Extract the lines that hold the string "CORRELATION".

### Exercise inputs ###

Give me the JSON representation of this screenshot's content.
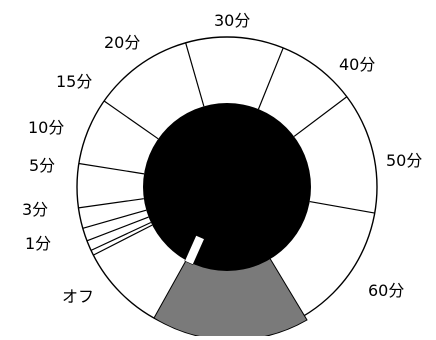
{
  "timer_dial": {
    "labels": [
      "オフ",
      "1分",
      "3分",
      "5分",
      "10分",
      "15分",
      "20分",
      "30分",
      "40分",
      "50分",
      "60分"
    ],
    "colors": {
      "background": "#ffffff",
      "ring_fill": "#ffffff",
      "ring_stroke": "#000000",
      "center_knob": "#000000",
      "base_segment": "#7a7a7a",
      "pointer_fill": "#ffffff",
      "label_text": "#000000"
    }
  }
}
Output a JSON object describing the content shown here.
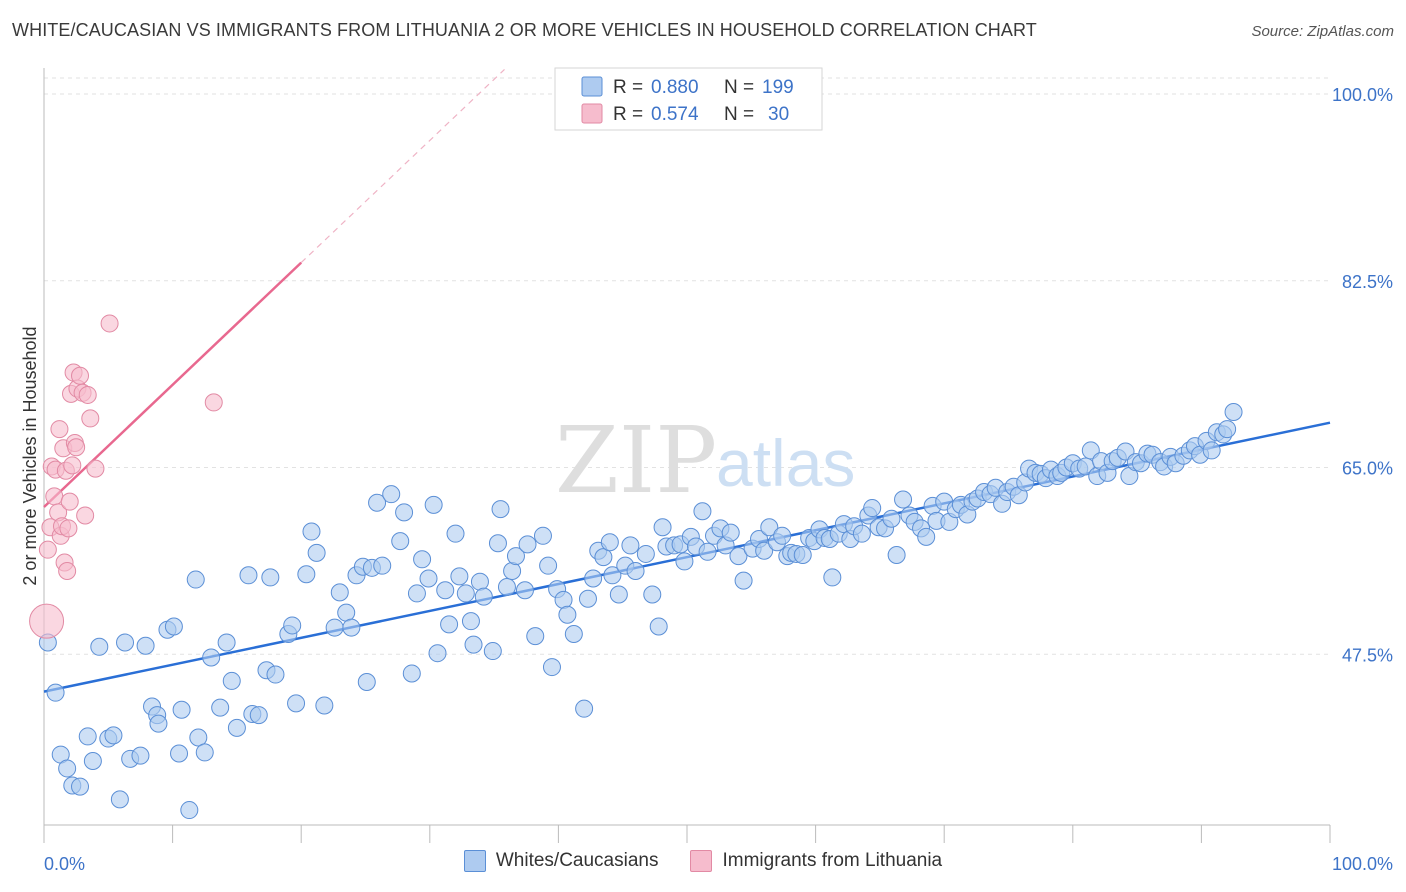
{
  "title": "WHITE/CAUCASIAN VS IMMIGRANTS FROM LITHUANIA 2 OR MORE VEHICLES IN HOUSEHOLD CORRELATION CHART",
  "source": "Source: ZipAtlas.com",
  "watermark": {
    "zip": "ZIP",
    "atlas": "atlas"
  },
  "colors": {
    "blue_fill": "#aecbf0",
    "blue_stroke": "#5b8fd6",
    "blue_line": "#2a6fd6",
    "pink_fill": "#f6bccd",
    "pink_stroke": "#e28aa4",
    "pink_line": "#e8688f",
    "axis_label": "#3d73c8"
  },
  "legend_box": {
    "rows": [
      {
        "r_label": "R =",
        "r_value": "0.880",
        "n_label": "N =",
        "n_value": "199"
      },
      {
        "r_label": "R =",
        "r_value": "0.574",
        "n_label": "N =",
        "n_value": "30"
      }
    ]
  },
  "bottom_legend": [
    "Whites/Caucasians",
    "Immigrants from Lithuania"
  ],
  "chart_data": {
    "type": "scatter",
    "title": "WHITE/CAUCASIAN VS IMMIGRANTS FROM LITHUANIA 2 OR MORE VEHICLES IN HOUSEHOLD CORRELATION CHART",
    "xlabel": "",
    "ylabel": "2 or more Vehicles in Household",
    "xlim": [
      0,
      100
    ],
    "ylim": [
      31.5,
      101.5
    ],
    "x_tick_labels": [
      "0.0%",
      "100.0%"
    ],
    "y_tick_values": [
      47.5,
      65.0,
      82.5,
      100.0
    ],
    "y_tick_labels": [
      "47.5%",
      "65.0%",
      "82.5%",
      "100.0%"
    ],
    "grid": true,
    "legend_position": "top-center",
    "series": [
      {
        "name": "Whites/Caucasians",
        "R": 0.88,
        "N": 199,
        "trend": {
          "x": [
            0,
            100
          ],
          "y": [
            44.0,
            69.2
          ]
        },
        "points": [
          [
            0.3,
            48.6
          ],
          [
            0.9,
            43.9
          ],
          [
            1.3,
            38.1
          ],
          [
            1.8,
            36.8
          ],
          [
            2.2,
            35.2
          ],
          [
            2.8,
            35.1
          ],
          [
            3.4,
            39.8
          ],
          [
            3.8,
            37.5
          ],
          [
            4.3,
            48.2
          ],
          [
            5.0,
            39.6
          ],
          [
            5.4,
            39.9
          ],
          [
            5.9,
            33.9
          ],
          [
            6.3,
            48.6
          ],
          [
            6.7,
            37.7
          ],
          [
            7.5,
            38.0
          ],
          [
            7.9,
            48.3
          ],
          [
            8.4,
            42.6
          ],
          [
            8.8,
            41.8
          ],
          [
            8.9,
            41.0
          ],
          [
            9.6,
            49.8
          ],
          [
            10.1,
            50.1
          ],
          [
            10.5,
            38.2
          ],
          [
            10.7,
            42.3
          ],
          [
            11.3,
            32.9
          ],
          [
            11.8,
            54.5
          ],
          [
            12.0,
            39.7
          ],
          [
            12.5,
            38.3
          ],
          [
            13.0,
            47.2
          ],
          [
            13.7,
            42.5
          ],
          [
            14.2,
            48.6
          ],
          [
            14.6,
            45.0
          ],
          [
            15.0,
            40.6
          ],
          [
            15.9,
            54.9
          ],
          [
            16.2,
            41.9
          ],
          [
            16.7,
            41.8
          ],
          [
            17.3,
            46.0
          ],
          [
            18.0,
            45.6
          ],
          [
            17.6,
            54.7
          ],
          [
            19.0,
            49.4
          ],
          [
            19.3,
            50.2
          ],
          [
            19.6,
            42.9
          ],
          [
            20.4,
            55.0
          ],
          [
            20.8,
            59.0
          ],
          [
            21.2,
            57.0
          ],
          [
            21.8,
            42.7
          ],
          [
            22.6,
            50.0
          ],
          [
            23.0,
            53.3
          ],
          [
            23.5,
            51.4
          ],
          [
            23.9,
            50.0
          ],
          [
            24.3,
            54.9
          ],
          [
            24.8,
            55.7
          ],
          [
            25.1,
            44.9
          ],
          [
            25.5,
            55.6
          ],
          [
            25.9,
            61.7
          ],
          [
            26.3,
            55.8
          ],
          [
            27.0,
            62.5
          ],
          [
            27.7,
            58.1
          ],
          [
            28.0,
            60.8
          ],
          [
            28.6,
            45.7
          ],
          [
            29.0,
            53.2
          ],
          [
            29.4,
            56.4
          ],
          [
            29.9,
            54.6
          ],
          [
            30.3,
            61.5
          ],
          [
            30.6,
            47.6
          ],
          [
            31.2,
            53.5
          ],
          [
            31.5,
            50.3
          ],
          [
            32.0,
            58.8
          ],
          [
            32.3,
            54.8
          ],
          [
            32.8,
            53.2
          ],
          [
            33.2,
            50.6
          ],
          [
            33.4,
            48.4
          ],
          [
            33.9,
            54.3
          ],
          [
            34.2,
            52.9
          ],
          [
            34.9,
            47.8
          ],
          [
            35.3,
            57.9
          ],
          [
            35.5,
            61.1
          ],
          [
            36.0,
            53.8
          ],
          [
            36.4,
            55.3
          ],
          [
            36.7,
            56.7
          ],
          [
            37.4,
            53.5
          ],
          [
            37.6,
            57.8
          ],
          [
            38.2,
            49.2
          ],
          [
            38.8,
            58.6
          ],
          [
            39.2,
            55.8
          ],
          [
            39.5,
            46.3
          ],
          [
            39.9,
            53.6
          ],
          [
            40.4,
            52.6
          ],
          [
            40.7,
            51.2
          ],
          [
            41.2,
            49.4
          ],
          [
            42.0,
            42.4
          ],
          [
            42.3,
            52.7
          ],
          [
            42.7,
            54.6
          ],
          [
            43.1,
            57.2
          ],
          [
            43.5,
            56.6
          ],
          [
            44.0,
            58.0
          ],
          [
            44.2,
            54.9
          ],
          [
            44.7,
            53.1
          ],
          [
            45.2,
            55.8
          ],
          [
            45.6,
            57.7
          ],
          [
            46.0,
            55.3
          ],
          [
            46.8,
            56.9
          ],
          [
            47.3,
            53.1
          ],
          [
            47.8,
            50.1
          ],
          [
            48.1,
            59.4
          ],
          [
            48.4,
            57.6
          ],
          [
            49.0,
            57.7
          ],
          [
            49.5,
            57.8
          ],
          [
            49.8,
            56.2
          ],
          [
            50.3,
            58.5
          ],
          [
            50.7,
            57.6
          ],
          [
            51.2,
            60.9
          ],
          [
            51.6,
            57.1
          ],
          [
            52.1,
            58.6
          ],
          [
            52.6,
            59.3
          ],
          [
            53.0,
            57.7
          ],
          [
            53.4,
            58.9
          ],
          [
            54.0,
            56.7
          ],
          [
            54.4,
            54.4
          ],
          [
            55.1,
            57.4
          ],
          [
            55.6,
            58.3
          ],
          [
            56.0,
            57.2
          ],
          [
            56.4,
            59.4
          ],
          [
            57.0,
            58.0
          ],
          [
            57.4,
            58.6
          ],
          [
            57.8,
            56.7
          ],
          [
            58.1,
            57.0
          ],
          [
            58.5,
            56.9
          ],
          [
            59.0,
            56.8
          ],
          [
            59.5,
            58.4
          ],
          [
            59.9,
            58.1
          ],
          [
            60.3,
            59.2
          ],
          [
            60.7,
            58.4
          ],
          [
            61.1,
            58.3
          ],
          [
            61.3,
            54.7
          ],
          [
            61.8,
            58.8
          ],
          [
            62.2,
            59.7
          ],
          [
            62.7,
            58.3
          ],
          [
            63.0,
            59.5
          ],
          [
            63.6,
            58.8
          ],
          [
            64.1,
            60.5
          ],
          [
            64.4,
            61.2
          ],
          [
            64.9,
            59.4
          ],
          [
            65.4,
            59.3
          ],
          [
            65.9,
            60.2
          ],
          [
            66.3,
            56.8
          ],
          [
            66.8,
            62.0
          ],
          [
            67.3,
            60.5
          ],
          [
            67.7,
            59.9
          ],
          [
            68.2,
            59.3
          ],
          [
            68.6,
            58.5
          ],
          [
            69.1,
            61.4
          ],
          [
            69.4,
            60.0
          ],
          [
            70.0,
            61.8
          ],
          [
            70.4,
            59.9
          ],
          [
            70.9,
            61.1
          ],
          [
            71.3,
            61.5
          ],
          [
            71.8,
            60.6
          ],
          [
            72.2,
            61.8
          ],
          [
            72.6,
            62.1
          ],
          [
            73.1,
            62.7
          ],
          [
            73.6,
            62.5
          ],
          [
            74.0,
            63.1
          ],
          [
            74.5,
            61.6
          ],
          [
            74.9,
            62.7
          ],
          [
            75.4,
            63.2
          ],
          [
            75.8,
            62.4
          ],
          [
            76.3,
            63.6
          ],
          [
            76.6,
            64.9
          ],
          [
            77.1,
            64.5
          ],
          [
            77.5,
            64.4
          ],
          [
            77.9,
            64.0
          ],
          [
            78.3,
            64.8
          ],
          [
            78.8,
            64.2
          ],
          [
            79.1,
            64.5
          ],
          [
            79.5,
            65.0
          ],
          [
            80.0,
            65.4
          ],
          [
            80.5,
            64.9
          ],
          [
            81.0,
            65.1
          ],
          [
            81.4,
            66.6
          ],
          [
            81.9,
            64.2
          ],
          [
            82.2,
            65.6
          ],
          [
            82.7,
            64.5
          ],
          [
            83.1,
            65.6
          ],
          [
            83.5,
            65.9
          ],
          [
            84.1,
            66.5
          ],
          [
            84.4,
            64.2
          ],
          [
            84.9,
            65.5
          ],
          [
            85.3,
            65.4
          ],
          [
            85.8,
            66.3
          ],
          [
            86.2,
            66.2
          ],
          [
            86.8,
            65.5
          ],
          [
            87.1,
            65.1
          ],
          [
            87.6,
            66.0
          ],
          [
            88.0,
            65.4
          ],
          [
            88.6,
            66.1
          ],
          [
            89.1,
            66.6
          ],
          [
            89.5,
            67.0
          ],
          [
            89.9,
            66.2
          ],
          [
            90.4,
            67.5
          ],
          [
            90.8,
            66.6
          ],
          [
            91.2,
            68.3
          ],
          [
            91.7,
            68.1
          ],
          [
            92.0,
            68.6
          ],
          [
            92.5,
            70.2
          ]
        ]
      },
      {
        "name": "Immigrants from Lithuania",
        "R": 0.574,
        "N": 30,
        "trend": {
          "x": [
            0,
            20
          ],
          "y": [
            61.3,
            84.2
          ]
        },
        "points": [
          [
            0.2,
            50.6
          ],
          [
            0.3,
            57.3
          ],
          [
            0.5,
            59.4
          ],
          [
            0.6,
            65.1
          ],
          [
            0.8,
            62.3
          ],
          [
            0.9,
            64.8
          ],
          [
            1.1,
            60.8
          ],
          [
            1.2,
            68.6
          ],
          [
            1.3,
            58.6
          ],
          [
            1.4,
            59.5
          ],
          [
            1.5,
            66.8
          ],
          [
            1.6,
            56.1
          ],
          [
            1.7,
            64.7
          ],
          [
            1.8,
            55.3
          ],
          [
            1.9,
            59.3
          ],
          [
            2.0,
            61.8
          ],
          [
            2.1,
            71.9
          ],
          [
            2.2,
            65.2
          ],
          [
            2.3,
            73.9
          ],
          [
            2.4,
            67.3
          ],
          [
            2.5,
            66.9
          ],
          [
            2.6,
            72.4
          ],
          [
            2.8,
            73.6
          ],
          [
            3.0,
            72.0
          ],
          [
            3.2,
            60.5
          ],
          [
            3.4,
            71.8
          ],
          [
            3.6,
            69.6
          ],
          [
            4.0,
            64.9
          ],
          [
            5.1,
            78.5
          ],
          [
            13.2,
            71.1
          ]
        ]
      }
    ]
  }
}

###

**Exercise result:**
  "title": "WHITE/CAUCASIAN VS IMMIGRANTS FROM LITHUANIA 2 OR MORE VEHICLES IN HOUSEHOLD CORRELATION CHART",
    "title": "WHITE/CAUCASIAN VS IMMIGRANTS FROM LITHUANIA 2 OR MORE VEHICLES IN HOUSEHOLD CORRELATION CHART",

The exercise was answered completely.